◆ WORK TO DO
Search the material for the string "tenths", then report how many lines hold it, with no other text.
______________________________
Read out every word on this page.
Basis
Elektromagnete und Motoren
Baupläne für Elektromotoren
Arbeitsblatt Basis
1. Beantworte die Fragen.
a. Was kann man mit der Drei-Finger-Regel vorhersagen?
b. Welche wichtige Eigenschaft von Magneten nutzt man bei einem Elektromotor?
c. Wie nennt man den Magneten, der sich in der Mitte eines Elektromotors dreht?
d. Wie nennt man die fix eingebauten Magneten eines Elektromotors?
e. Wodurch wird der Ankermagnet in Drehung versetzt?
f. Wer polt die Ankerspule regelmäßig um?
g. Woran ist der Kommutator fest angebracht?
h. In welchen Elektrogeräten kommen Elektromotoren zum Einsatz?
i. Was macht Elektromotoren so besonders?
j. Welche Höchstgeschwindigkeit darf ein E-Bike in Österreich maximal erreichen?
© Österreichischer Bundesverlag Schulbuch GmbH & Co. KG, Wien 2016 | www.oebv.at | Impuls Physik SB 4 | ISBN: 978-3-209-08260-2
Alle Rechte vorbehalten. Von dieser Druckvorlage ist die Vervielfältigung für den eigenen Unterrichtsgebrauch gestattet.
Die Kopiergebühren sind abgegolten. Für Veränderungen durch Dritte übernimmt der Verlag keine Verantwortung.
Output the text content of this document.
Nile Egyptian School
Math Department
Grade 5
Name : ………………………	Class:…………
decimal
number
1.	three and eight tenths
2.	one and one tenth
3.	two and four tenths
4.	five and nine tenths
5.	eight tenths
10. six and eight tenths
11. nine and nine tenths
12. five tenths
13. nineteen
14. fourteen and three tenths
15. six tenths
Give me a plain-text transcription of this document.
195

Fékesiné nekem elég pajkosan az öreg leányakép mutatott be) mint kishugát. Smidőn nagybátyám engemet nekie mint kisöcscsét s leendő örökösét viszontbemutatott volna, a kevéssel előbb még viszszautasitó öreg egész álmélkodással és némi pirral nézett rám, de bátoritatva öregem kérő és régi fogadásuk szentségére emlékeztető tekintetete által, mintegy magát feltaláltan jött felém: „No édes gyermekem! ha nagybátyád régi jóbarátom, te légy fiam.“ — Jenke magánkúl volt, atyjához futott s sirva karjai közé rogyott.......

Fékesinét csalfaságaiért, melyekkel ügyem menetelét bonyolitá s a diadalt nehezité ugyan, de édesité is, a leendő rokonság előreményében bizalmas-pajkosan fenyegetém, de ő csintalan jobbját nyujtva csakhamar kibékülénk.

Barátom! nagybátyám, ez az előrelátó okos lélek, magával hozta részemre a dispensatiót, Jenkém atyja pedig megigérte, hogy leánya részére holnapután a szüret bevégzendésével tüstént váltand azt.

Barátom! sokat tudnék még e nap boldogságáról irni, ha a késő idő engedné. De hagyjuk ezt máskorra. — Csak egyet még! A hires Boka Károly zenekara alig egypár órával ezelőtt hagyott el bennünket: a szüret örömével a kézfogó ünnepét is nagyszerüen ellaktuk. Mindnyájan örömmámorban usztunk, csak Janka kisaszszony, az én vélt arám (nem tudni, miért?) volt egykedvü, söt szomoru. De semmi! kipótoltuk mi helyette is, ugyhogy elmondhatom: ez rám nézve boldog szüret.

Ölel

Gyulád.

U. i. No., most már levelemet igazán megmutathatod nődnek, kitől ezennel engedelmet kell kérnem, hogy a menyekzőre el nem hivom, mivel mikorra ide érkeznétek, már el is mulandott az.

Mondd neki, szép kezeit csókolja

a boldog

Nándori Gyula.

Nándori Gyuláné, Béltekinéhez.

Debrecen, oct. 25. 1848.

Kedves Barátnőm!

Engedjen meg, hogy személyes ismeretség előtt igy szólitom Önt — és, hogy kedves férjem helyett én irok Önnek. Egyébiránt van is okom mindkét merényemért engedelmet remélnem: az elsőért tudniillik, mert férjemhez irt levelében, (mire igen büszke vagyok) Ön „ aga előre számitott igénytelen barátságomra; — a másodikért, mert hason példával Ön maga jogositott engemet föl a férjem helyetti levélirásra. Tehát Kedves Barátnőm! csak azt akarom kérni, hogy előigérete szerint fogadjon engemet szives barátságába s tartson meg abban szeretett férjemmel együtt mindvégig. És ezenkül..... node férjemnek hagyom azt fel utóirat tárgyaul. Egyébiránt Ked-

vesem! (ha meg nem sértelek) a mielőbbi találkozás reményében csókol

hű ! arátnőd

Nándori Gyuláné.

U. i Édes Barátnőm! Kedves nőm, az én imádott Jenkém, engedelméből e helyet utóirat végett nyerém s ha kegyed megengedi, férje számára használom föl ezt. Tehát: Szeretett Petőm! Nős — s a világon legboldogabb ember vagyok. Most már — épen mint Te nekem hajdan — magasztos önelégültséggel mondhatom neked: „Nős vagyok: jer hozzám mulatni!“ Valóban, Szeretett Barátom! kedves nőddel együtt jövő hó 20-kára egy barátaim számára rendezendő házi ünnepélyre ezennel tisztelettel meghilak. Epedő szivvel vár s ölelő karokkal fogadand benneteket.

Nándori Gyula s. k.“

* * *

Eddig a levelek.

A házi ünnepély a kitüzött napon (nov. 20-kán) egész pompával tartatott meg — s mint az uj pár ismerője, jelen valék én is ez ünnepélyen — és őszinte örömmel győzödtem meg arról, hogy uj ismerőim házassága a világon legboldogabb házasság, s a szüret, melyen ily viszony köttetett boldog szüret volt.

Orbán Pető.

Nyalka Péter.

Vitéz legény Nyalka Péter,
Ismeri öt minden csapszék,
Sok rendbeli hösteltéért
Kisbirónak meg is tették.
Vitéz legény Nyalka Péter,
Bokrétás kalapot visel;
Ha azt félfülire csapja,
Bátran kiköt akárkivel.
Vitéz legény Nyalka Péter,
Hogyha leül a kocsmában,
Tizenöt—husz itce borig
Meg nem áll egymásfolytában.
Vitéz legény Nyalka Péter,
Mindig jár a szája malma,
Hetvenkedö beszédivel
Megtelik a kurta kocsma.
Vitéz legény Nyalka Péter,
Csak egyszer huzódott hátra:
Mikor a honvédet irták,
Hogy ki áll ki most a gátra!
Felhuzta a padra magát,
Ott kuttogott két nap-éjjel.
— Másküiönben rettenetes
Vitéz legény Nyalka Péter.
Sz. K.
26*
______________________________
◆ COMPLETE RESPONSE
9